REQUIRED TASK: Go through the records and give each one again exactly.

-- Start of RECORDED DATA --

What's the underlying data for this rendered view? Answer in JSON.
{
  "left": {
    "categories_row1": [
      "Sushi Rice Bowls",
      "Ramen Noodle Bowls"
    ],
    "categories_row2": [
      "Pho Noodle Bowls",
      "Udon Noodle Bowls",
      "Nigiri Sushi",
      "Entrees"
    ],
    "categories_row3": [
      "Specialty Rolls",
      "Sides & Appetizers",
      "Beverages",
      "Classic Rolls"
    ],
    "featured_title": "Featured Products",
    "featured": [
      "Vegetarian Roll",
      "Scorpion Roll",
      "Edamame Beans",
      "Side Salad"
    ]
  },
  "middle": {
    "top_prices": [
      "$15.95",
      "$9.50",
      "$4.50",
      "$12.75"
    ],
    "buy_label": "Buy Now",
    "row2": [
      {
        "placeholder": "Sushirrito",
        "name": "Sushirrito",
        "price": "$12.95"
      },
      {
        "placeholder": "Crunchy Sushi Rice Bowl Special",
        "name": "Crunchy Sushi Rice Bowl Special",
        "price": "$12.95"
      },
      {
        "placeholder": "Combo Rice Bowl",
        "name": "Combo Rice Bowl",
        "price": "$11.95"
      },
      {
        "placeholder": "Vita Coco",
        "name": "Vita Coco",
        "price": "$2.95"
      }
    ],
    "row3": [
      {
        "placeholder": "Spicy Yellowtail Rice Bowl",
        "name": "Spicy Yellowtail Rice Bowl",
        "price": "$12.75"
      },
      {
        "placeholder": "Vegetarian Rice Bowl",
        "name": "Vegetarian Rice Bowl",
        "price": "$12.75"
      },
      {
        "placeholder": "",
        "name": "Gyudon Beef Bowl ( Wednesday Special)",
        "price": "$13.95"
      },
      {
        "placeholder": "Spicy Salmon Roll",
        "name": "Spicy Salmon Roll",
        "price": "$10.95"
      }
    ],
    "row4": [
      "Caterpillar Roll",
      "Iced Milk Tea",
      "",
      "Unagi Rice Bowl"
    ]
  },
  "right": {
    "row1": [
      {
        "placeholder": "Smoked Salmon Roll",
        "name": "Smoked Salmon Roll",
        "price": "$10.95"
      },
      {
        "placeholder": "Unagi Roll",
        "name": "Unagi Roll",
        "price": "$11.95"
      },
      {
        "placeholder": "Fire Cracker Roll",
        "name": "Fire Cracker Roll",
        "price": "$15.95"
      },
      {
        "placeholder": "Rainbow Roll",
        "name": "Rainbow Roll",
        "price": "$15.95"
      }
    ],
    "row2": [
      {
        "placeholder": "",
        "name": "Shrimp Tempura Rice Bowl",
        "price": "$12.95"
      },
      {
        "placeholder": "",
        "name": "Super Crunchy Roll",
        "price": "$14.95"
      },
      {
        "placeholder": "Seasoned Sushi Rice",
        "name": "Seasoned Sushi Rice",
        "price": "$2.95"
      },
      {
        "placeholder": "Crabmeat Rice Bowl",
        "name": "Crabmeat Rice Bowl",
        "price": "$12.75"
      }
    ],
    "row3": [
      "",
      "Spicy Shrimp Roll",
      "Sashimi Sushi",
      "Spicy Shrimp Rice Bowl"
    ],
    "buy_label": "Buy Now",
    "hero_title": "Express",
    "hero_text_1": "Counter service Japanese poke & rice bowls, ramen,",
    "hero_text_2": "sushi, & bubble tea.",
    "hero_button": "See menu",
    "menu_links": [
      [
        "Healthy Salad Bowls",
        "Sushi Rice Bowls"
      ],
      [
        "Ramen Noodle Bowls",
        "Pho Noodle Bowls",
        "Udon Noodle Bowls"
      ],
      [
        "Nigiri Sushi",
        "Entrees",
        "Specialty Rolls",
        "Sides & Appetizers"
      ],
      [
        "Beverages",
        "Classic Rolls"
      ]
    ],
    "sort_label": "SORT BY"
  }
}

-- End of RECORDED DATA --

EXERCISE RESULT:
What's the underlying data for this rendered view? Answer in JSON.
{
  "left": {
    "categories_row1": [
      "Sushi Rice Bowls",
      "Ramen Noodle Bowls"
    ],
    "categories_row2": [
      "Pho Noodle Bowls",
      "Udon Noodle Bowls",
      "Nigiri Sushi",
      "Entrees"
    ],
    "categories_row3": [
      "Specialty Rolls",
      "Sides & Appetizers",
      "Beverages",
      "Classic Rolls"
    ],
    "featured_title": "Featured Products",
    "featured": [
      "Vegetarian Roll",
      "Scorpion Roll",
      "Edamame Beans",
      "Side Salad"
    ]
  },
  "middle": {
    "top_prices": [
      "$15.95",
      "$9.50",
      "$4.50",
      "$12.75"
    ],
    "buy_label": "Buy Now",
    "row2": [
      {
        "placeholder": "Sushirrito",
        "name": "Sushirrito",
        "price": "$12.95"
      },
      {
        "placeholder": "Crunchy Sushi Rice Bowl Special",
        "name": "Crunchy Sushi Rice Bowl Special",
        "price": "$12.95"
      },
      {
        "placeholder": "Combo Rice Bowl",
        "name": "Combo Rice Bowl",
        "price": "$11.95"
      },
      {
        "placeholder": "Vita Coco",
        "name": "Vita Coco",
        "price": "$2.95"
      }
    ],
    "row3": [
      {
        "placeholder": "Spicy Yellowtail Rice Bowl",
        "name": "Spicy Yellowtail Rice Bowl",
        "price": "$12.75"
      },
      {
        "placeholder": "Vegetarian Rice Bowl",
        "name": "Vegetarian Rice Bowl",
        "price": "$12.75"
      },
      {
        "placeholder": "",
        "name": "Gyudon Beef Bowl ( Wednesday Special)",
        "price": "$13.95"
      },
      {
        "placeholder": "Spicy Salmon Roll",
        "name": "Spicy Salmon Roll",
        "price": "$10.95"
      }
    ],
    "row4": [
      "Caterpillar Roll",
      "Iced Milk Tea",
      "",
      "Unagi Rice Bowl"
    ]
  },
  "right": {
    "row1": [
      {
        "placeholder": "Smoked Salmon Roll",
        "name": "Smoked Salmon Roll",
        "price": "$10.95"
      },
      {
        "placeholder": "Unagi Roll",
        "name": "Unagi Roll",
        "price": "$11.95"
      },
      {
        "placeholder": "Fire Cracker Roll",
        "name": "Fire Cracker Roll",
        "price": "$15.95"
      },
      {
        "placeholder": "Rainbow Roll",
        "name": "Rainbow Roll",
        "price": "$15.95"
      }
    ],
    "row2": [
      {
        "placeholder": "",
        "name": "Shrimp Tempura Rice Bowl",
        "price": "$12.95"
      },
      {
        "placeholder": "",
        "name": "Super Crunchy Roll",
        "price": "$14.95"
      },
      {
        "placeholder": "Seasoned Sushi Rice",
        "name": "Seasoned Sushi Rice",
        "price": "$2.95"
      },
      {
        "placeholder": "Crabmeat Rice Bowl",
        "name": "Crabmeat Rice Bowl",
        "price": "$12.75"
      }
    ],
    "row3": [
      "",
      "Spicy Shrimp Roll",
      "Sashimi Sushi",
      "Spicy Shrimp Rice Bowl"
    ],
    "buy_label": "Buy Now",
    "hero_title": "Express",
    "hero_text_1": "Counter service Japanese poke & rice bowls, ramen,",
    "hero_text_2": "sushi, & bubble tea.",
    "hero_button": "See menu",
    "menu_links": [
      [
        "Healthy Salad Bowls",
        "Sushi Rice Bowls"
      ],
      [
        "Ramen Noodle Bowls",
        "Pho Noodle Bowls",
        "Udon Noodle Bowls"
      ],
      [
        "Nigiri Sushi",
        "Entrees",
        "Specialty Rolls",
        "Sides & Appetizers"
      ],
      [
        "Beverages",
        "Classic Rolls"
      ]
    ],
    "sort_label": "SORT BY"
  }
}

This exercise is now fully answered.